# [TASK REQUIREMENTS]
Pick out each line containing the string "name" and copy it.

## begin PROVIDED DATA

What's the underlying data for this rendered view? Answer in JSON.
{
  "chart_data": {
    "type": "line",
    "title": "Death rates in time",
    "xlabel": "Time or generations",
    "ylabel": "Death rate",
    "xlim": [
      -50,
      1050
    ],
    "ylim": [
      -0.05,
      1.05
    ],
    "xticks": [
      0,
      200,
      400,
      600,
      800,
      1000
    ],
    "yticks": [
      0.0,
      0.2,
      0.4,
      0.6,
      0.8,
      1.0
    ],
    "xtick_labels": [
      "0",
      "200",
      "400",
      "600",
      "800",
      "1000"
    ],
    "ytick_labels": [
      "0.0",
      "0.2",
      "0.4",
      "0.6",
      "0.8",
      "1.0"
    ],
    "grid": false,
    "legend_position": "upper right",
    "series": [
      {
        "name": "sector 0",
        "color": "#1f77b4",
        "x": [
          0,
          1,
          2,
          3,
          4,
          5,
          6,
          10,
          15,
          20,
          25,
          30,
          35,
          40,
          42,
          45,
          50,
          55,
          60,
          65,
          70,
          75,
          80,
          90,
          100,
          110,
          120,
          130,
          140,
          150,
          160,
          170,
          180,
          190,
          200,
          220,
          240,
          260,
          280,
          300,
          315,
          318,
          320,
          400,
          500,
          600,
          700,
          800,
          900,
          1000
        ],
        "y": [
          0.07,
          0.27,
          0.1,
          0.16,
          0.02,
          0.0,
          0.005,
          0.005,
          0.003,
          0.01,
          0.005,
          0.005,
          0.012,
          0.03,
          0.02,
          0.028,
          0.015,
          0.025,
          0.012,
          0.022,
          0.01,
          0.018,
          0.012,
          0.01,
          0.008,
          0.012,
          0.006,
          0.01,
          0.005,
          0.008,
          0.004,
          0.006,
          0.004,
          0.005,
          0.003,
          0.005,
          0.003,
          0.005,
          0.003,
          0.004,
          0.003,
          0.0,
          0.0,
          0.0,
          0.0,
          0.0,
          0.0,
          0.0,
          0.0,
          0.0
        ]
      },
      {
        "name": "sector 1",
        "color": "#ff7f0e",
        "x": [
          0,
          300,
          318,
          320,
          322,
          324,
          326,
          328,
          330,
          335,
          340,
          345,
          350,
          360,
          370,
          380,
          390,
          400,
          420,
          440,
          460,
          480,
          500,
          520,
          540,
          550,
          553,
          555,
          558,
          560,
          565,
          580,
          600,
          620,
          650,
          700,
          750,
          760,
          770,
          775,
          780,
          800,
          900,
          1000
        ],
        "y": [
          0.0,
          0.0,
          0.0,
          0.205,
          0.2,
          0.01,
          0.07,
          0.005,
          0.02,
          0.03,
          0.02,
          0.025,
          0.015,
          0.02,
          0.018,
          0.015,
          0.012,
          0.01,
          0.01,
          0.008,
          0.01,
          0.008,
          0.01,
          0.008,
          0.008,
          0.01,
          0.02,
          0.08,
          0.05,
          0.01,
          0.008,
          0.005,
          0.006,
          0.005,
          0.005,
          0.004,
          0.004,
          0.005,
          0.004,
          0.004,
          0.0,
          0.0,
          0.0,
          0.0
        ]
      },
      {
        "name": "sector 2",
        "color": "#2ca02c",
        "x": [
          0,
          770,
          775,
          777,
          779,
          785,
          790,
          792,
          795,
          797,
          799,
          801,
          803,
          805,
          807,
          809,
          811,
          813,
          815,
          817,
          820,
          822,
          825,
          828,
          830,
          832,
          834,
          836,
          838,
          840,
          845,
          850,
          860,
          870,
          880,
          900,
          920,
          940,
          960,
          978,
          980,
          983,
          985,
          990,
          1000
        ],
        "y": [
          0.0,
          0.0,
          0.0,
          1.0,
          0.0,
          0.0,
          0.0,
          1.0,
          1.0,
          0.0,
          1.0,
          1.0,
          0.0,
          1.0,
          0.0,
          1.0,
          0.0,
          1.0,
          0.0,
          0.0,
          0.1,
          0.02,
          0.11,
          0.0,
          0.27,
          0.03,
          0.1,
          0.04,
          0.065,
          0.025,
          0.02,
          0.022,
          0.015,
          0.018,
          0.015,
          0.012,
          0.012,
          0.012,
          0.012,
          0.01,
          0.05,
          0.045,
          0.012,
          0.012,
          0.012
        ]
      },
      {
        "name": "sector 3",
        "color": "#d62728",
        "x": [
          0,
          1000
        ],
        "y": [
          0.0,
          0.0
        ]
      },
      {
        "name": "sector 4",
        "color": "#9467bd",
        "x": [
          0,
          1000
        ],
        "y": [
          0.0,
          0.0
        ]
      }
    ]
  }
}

## end PROVIDED DATA

# [RESULT FOR THIS TASK]
        "name": "sector 0",
        "name": "sector 1",
        "name": "sector 2",
        "name": "sector 3",
        "name": "sector 4",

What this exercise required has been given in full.